▶ **Information supplied**:

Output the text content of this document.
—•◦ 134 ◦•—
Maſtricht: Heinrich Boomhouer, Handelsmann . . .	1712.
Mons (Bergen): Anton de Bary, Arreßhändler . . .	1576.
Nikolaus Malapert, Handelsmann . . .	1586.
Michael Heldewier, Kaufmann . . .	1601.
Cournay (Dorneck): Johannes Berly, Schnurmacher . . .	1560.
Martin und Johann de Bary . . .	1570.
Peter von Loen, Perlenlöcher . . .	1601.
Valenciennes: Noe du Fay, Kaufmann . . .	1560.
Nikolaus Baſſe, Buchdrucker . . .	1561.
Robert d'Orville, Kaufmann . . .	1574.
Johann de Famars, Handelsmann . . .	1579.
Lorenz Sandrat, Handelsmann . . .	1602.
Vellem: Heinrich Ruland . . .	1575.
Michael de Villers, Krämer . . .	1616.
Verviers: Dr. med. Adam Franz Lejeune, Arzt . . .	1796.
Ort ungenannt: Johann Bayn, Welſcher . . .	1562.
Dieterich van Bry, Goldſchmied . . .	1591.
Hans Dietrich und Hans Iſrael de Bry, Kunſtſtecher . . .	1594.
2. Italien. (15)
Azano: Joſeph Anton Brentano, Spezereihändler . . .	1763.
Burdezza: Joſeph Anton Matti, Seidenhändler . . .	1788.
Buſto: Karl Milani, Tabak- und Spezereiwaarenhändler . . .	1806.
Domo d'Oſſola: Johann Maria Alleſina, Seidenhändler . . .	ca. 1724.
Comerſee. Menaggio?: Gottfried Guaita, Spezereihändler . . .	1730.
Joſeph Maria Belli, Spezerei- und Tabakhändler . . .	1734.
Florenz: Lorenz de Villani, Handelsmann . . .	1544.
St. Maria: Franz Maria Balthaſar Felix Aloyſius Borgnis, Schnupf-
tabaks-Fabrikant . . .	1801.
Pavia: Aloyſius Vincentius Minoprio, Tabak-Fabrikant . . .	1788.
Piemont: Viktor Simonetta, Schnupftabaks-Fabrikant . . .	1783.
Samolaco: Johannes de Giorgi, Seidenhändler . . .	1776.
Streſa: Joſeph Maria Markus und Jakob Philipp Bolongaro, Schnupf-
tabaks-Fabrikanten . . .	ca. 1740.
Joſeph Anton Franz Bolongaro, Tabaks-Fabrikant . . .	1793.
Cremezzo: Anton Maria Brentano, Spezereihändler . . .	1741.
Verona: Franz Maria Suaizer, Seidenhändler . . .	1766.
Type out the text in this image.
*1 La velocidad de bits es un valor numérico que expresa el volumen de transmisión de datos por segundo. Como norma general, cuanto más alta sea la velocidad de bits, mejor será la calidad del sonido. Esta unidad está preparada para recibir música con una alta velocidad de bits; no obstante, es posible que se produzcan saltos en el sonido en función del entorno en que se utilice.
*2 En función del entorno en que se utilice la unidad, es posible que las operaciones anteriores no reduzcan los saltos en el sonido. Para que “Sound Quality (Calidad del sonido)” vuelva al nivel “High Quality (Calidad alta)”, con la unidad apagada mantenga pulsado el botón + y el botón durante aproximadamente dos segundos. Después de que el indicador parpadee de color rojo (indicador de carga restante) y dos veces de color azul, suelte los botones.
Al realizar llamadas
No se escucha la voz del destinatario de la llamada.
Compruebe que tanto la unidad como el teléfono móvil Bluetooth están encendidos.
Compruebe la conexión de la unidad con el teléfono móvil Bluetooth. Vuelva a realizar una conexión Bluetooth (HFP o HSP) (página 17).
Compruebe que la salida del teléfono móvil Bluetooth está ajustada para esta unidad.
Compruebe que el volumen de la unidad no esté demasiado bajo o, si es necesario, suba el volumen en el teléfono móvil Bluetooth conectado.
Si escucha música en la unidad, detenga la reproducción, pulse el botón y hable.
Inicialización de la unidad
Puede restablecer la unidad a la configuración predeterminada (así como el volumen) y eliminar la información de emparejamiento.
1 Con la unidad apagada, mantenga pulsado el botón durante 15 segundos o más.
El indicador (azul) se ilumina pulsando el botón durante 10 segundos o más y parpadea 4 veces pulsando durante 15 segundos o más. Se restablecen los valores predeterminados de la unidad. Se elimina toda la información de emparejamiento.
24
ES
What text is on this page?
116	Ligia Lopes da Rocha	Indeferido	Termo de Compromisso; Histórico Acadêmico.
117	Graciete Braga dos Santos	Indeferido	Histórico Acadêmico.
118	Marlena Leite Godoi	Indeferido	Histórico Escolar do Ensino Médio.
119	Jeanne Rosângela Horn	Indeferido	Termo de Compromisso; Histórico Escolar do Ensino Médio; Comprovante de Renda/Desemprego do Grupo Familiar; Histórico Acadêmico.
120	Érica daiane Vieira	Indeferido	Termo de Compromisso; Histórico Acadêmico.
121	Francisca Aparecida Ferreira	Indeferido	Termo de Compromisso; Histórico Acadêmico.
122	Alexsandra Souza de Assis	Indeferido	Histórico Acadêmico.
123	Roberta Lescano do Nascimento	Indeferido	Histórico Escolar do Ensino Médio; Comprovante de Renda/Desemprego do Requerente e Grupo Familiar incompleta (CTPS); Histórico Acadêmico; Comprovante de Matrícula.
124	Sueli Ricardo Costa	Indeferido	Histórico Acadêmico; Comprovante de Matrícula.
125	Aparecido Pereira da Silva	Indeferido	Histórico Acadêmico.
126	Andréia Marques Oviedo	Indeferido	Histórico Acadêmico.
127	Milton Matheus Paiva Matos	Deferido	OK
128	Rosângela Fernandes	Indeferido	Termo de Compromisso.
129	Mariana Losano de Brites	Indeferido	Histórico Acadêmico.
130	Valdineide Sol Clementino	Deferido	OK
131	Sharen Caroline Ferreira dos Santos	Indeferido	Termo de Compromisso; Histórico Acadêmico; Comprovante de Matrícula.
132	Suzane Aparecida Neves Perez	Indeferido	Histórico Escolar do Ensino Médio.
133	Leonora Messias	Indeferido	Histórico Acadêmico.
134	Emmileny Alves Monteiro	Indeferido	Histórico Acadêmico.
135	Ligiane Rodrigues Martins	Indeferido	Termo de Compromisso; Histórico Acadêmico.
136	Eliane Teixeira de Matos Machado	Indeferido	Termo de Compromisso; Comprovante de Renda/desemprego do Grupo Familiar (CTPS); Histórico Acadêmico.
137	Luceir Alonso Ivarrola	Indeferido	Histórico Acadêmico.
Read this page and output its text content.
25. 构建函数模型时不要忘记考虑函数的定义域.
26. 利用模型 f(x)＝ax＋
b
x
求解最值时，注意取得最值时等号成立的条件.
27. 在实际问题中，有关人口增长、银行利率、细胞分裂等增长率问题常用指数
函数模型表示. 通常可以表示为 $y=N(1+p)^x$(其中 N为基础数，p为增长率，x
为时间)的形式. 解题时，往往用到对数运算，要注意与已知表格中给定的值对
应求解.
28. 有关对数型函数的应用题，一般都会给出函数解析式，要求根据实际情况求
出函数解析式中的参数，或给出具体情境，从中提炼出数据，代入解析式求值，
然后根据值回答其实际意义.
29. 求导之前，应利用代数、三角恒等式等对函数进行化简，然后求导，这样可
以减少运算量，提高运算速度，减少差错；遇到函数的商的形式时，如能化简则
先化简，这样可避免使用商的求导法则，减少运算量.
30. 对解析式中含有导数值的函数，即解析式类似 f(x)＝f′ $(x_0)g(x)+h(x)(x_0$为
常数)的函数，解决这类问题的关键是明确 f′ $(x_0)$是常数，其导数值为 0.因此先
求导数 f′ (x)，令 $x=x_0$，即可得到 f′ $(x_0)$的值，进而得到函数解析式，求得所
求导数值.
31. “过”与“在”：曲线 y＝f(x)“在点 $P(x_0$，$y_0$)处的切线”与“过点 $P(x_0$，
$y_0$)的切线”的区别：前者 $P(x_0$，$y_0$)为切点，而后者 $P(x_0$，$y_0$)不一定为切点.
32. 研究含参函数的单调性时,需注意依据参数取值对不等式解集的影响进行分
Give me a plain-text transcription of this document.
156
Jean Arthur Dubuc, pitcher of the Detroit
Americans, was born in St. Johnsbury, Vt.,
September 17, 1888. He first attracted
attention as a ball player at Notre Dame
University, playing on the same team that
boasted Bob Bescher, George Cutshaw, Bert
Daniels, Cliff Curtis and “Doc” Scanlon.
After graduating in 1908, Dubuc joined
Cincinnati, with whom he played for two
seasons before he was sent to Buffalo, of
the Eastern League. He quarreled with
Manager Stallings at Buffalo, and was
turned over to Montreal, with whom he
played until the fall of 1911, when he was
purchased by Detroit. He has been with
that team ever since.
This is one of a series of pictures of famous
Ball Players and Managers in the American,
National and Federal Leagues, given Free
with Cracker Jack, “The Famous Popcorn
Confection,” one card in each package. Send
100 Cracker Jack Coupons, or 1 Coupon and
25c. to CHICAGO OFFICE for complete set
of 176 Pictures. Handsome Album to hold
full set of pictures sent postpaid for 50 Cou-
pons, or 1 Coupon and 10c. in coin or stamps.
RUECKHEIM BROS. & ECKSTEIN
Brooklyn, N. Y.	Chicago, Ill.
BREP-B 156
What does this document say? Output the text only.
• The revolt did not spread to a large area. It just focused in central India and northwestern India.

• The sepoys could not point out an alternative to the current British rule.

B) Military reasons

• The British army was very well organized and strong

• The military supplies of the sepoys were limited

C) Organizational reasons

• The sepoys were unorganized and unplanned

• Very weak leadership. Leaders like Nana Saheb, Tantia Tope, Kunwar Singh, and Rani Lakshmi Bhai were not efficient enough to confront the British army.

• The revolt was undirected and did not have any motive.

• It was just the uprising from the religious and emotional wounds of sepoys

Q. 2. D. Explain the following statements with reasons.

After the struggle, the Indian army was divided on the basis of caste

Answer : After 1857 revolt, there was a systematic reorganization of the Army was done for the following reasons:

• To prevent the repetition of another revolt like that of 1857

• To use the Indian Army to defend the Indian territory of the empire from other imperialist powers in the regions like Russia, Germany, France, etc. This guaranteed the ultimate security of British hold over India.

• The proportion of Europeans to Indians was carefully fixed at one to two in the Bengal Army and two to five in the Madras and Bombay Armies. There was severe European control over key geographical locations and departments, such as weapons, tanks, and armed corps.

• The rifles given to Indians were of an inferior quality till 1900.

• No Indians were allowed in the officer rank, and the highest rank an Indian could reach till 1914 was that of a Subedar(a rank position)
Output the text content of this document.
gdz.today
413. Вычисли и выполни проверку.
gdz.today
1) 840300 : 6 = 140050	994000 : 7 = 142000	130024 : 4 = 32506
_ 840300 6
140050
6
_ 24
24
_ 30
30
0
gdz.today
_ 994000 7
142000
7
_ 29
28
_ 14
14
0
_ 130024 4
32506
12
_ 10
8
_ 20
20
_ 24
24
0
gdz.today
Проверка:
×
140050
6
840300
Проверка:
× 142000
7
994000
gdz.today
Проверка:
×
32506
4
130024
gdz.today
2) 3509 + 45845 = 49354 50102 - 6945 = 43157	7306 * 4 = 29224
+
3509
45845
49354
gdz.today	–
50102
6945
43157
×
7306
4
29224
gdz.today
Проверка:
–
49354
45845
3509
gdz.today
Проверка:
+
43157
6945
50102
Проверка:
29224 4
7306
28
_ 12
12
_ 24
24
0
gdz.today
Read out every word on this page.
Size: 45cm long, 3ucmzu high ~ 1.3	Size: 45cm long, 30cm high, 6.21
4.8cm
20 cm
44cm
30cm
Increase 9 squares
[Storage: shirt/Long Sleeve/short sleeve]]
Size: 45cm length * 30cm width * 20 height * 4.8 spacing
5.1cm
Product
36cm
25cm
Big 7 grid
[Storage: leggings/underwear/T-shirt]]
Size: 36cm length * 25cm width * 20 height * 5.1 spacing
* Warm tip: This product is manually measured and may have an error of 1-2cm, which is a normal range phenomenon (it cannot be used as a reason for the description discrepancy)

▶ **Instructions to follow**:
Find each line holding the word "from" and copy it.

▶ **Complete output**:
• It was just the uprising from the religious and emotional wounds of sepoys
• To use the Indian Army to defend the Indian territory of the empire from other imperialist powers in the regions like Russia, Germany, France, etc. This guaranteed the ultimate security of British hold over India.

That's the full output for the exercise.